(Dataset entries on figures)
★ ★ ★ ★

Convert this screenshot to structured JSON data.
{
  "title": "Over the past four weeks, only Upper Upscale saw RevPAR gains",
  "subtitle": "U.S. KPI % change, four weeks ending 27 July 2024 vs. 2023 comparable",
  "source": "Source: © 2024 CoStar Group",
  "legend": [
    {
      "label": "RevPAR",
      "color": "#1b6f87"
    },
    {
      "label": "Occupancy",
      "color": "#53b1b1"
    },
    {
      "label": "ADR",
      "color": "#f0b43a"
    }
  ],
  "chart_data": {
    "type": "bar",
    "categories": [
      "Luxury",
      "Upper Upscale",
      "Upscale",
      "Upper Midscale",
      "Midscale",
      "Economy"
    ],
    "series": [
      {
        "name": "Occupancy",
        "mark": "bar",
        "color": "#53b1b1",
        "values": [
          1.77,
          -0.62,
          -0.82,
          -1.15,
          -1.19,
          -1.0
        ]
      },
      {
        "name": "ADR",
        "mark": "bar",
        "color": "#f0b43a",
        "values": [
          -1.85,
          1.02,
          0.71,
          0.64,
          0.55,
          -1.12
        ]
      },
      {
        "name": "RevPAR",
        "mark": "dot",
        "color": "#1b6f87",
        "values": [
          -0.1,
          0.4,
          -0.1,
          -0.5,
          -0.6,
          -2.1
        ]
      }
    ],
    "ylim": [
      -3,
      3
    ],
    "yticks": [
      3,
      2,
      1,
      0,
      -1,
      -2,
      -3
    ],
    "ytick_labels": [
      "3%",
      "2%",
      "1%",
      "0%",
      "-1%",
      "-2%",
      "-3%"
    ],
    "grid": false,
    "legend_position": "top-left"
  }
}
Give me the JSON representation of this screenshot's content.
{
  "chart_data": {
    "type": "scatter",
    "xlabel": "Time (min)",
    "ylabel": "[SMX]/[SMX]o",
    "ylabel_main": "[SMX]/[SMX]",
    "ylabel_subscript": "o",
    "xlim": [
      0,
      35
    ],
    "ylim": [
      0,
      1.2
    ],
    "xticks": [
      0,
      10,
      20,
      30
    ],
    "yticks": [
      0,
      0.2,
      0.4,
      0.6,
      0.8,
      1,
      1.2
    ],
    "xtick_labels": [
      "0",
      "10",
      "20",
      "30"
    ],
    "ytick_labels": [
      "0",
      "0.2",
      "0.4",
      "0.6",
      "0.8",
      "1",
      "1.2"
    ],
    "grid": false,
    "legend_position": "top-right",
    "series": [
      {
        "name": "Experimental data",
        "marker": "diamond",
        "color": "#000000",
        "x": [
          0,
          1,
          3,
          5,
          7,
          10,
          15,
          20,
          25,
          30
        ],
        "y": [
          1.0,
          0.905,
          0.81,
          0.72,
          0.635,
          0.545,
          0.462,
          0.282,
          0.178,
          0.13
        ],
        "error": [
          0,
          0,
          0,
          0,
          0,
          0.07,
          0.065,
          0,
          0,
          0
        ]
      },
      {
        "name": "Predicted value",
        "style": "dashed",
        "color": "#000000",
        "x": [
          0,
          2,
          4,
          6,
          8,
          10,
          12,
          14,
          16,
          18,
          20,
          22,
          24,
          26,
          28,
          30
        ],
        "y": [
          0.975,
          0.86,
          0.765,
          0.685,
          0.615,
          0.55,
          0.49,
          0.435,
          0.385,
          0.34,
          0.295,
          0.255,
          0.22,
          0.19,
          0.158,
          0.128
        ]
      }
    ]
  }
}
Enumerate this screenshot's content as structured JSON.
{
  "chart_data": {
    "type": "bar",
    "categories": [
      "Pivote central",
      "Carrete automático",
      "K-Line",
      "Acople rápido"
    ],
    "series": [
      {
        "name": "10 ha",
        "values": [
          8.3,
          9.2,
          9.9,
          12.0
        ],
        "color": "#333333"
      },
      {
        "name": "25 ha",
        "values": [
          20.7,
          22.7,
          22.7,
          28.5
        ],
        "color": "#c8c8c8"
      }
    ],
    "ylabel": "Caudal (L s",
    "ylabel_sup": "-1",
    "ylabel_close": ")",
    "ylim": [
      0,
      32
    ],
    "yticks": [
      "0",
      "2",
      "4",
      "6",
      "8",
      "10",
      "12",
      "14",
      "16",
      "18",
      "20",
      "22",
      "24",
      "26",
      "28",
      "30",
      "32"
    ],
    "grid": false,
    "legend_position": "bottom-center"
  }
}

★ ★ ★ ★

Using the entries above, return each line in which the word "Upper" occurs.

  "title": "Over the past four weeks, only Upper Upscale saw RevPAR gains",
      "Upper Upscale",
      "Upper Midscale",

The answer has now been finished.